* Begin Extracted data *
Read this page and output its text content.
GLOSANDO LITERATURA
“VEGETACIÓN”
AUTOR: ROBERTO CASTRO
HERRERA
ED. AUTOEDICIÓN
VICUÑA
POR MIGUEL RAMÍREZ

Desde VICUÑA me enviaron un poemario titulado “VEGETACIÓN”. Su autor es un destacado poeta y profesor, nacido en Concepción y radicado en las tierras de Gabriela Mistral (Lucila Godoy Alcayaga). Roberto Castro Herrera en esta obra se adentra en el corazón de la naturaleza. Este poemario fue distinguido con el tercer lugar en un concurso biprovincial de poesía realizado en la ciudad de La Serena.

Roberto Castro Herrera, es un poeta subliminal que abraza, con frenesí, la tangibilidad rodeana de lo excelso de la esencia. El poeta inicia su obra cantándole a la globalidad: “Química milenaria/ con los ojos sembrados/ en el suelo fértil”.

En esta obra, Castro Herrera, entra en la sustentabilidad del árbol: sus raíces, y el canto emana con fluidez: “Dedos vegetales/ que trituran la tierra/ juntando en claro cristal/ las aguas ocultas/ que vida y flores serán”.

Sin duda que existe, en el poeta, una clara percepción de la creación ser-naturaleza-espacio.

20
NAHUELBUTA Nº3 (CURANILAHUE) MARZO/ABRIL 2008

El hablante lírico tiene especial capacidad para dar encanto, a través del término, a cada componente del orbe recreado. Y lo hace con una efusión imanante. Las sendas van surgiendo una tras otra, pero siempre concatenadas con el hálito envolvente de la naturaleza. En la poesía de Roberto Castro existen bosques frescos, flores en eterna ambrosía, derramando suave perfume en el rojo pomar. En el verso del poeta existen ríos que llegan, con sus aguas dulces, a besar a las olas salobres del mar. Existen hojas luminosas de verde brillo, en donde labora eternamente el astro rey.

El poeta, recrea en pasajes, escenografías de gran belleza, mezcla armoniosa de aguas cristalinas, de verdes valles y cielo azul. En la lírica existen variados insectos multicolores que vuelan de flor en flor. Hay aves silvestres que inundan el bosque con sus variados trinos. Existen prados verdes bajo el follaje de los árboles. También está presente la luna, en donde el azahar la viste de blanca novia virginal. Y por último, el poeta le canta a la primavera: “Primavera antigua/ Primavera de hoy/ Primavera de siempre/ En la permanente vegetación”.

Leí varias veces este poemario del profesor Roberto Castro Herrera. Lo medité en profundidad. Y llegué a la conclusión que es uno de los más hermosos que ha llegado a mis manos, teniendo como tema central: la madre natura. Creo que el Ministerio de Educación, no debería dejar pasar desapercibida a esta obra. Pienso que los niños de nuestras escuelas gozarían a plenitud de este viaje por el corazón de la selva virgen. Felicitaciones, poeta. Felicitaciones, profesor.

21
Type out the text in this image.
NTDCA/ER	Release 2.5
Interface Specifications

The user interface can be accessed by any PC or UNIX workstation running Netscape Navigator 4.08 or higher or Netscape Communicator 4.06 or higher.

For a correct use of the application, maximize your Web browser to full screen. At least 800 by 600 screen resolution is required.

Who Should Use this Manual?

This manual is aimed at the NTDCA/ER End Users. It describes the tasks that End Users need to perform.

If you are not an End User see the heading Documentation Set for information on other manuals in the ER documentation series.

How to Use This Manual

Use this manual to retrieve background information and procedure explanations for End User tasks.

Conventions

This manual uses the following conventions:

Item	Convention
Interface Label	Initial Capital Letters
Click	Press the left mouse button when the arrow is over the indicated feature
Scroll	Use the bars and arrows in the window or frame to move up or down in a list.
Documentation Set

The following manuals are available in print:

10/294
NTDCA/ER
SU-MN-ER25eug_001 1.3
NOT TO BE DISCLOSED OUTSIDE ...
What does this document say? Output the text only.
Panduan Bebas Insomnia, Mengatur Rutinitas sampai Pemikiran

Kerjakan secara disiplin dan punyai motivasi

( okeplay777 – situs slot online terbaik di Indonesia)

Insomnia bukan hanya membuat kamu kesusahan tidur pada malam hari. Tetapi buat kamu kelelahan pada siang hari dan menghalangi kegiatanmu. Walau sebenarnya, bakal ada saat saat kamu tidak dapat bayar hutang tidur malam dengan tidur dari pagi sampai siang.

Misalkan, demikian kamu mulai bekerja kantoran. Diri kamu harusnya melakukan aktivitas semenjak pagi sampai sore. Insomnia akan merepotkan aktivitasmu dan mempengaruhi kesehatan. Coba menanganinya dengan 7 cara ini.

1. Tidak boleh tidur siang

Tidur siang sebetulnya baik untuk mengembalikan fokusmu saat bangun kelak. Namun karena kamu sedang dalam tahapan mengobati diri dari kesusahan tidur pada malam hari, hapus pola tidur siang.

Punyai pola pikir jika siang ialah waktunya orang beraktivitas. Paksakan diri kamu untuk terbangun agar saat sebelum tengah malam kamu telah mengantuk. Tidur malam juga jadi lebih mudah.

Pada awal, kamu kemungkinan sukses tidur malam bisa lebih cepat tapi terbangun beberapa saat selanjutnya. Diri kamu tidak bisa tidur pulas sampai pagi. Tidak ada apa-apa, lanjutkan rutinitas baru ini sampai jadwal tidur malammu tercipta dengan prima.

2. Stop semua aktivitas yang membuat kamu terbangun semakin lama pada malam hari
* End Extracted data *
» Exercise task
From the data above, work out how many lines hold "untuk". Answer with the number alone.

» Exercise result
2